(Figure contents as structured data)
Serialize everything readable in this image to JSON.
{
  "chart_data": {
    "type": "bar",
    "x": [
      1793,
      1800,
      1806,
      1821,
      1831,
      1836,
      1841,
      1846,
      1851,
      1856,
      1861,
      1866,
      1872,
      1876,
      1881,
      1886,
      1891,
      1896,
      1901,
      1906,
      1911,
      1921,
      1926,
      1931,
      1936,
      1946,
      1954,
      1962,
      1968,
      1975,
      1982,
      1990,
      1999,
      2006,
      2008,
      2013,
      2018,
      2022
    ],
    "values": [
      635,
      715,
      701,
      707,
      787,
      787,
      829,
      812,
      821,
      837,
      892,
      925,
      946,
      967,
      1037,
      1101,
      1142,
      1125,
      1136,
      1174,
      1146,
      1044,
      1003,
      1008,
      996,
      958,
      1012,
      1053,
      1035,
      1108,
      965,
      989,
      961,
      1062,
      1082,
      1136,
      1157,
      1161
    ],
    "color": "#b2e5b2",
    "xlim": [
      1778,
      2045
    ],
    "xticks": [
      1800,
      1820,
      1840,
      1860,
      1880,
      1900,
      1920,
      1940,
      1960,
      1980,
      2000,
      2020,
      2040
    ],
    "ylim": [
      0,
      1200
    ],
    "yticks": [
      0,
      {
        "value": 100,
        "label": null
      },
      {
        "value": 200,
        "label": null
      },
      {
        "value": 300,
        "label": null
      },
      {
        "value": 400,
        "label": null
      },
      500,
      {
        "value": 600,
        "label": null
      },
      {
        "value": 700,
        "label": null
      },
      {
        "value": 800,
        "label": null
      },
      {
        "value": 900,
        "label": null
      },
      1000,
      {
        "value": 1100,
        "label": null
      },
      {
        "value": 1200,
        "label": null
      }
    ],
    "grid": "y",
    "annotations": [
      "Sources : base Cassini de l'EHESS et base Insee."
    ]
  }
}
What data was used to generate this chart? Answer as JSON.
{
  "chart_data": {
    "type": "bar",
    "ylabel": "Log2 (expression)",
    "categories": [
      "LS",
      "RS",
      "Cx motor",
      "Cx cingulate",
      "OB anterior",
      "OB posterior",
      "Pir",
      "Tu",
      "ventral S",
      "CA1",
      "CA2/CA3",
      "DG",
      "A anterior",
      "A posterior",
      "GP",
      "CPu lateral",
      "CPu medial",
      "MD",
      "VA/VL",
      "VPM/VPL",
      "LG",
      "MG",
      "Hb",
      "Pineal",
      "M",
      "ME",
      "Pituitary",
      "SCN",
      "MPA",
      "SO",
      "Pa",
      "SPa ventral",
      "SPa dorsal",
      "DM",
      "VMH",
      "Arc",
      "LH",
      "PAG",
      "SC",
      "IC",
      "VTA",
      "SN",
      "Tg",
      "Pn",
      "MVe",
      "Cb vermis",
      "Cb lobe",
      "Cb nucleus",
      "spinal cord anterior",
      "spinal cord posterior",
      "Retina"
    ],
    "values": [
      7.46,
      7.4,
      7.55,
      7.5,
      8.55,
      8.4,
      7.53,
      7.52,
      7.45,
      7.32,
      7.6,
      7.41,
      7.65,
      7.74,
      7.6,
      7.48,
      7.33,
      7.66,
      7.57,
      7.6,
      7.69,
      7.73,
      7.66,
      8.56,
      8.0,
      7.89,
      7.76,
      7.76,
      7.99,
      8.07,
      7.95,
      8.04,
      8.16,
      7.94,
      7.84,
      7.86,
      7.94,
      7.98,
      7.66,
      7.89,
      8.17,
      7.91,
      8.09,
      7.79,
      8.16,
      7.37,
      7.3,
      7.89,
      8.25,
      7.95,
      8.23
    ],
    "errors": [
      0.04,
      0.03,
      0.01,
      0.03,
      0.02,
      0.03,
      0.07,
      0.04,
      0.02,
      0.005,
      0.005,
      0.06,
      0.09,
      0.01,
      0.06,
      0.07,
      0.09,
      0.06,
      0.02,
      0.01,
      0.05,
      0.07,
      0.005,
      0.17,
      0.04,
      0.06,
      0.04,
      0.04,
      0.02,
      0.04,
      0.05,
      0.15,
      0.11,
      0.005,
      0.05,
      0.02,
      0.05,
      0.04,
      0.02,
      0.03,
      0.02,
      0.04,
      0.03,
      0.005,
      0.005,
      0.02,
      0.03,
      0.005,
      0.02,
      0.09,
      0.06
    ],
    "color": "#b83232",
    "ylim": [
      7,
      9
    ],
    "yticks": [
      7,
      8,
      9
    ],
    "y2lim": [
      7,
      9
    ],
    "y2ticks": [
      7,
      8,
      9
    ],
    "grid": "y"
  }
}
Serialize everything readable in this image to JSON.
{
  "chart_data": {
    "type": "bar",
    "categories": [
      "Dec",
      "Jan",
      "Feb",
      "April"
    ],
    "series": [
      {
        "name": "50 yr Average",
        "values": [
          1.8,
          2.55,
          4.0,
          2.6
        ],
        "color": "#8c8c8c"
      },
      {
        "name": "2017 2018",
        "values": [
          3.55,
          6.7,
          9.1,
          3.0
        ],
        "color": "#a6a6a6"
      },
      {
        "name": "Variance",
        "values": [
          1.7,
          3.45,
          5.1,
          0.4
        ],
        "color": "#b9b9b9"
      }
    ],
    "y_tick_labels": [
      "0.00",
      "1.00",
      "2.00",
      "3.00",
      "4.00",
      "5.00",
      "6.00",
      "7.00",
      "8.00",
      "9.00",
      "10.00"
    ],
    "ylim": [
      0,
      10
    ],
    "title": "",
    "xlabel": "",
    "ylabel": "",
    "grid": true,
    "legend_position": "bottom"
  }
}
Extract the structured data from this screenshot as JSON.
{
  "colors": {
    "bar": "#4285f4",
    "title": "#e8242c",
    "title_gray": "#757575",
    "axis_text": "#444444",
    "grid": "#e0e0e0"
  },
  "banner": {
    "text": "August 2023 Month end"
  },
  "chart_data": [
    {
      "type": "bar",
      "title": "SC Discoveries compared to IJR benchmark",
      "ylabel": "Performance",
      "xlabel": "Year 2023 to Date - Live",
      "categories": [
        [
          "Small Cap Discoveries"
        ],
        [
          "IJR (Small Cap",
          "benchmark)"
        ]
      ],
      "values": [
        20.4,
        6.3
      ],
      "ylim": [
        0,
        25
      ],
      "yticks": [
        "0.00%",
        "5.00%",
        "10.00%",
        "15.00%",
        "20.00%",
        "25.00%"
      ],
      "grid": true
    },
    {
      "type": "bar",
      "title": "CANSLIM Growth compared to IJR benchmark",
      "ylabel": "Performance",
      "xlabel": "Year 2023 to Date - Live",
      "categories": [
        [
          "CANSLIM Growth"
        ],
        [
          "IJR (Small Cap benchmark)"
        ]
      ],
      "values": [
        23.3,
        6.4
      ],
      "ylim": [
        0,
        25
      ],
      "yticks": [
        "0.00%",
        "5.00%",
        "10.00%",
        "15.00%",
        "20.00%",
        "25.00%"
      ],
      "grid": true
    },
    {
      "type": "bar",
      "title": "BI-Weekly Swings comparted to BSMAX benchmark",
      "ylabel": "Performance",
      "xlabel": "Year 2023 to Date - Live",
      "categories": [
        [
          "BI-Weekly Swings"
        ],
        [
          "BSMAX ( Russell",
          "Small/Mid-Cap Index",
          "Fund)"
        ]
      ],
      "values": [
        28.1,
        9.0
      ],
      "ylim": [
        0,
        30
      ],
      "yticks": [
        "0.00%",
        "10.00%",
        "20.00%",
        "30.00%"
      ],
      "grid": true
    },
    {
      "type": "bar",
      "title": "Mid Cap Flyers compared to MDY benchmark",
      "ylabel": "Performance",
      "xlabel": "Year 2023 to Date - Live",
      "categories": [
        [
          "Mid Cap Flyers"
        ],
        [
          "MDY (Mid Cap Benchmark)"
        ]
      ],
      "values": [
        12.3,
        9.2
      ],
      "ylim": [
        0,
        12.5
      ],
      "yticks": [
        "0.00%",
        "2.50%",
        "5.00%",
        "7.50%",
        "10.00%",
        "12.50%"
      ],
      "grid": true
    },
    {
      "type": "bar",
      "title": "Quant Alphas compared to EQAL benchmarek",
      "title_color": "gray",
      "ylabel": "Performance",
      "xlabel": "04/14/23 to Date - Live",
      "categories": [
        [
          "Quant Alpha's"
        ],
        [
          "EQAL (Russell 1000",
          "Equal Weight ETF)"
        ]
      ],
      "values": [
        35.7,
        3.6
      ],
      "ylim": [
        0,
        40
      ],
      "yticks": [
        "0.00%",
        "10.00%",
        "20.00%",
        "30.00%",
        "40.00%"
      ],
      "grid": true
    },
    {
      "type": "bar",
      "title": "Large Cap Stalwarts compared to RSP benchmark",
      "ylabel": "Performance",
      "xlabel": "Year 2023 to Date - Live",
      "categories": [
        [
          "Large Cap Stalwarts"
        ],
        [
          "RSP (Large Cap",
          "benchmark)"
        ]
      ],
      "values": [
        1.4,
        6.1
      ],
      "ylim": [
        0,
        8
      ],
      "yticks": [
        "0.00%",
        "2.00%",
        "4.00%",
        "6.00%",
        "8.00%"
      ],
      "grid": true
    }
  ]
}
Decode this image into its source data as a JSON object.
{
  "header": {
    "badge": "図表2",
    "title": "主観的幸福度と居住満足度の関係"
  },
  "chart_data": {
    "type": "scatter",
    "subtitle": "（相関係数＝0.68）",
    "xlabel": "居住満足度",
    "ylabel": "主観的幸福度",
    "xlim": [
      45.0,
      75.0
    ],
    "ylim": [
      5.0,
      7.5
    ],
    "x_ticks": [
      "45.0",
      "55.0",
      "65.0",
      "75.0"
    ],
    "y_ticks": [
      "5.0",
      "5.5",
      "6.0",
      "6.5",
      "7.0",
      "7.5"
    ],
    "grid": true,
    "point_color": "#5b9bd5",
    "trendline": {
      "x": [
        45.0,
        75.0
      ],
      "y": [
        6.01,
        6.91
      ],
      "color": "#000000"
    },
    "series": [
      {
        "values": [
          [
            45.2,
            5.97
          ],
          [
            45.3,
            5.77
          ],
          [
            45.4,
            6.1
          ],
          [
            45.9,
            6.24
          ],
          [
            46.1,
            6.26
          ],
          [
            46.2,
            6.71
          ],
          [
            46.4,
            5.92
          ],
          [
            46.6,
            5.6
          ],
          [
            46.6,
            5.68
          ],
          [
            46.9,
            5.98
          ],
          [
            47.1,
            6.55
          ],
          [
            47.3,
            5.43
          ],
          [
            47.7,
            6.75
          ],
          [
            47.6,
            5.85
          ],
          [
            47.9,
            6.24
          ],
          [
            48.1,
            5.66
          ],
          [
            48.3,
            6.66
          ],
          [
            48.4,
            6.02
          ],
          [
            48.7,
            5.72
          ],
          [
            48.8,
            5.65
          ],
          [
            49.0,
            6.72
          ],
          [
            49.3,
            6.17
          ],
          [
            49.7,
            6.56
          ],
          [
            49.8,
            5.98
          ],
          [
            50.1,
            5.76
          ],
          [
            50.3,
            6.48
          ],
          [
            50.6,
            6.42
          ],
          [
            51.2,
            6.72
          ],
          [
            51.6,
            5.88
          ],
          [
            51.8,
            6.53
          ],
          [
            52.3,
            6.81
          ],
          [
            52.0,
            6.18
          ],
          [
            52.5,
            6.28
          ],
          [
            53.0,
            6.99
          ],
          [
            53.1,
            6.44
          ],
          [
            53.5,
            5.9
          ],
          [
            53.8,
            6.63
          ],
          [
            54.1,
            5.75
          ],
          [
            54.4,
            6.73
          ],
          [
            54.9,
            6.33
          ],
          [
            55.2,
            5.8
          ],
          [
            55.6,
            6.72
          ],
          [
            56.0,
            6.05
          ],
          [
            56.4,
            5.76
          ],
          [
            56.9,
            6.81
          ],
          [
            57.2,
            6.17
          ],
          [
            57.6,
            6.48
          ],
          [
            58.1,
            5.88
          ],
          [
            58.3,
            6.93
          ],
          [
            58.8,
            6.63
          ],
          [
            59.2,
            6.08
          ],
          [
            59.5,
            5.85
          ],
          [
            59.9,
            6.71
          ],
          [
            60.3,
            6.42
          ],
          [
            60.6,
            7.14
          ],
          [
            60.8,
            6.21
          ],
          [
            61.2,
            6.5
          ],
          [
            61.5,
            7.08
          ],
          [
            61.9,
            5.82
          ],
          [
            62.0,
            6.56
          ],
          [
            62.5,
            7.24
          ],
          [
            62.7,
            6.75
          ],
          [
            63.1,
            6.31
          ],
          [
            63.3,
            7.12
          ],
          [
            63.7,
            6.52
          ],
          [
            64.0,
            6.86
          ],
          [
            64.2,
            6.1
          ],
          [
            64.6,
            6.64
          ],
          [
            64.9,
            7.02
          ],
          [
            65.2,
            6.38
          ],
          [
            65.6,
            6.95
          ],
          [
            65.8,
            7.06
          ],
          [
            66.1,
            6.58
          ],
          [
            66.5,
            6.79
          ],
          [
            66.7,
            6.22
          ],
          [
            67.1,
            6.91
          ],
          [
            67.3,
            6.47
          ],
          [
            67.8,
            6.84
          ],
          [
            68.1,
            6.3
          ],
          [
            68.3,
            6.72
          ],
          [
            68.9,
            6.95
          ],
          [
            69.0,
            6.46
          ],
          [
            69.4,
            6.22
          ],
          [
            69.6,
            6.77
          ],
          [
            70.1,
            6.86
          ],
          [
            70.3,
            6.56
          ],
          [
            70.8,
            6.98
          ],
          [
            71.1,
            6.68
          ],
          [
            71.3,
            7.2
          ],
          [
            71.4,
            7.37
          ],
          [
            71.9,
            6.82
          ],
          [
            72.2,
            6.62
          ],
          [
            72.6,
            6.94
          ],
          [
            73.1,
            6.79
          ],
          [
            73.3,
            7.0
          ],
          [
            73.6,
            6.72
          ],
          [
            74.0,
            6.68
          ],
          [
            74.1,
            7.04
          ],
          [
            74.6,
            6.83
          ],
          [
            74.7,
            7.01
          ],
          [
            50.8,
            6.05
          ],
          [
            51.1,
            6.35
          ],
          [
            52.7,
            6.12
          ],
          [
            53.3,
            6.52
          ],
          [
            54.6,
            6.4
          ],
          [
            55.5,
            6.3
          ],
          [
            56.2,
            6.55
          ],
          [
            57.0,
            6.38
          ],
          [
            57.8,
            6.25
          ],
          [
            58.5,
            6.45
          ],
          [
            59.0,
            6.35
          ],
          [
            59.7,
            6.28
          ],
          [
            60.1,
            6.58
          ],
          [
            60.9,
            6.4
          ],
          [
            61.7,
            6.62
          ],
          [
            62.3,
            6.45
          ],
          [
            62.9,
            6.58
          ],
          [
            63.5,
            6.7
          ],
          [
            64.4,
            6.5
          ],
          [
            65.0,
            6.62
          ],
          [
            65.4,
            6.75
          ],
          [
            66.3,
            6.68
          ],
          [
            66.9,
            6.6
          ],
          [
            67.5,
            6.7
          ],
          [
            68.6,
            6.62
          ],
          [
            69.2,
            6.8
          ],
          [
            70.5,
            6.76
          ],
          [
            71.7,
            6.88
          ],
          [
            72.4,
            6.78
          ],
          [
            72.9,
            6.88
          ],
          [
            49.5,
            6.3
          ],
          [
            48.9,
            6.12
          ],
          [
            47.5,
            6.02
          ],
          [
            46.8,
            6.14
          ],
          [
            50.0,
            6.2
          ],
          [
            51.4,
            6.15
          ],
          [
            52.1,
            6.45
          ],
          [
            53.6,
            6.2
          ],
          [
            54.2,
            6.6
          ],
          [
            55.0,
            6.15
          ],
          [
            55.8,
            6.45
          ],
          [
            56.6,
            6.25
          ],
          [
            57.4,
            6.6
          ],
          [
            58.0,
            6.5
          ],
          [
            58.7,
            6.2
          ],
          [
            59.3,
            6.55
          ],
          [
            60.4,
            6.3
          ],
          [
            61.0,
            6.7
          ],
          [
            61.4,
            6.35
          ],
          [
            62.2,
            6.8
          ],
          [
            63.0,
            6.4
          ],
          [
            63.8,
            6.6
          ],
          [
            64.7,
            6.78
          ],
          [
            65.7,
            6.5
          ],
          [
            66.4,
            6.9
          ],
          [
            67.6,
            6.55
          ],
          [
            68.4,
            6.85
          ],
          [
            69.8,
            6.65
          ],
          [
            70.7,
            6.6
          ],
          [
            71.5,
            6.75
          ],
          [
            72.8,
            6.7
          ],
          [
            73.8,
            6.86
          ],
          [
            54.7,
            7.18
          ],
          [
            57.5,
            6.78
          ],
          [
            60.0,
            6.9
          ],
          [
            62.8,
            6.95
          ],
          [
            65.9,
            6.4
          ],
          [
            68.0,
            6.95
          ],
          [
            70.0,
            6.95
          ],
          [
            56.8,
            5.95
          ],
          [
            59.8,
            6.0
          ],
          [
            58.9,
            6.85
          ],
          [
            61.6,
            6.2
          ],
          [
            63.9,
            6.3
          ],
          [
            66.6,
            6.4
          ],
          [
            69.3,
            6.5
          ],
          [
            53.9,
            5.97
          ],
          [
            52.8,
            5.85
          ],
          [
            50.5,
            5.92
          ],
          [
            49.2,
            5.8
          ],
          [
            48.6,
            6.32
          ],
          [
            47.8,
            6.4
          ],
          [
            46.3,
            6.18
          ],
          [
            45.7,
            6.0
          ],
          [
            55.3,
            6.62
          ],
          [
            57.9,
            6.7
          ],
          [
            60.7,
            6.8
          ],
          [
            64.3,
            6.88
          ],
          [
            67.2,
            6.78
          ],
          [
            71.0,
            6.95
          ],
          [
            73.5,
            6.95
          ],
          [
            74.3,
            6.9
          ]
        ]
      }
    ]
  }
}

# EXERCISE BRIEF
List all lines where "this" occurs.

# IN RESPONSE
Serialize everything readable in this image to JSON.
What data was used to generate this chart? Answer as JSON.
Serialize everything readable in this image to JSON.
Extract the structured data from this screenshot as JSON.
Decode this image into its source data as a JSON object.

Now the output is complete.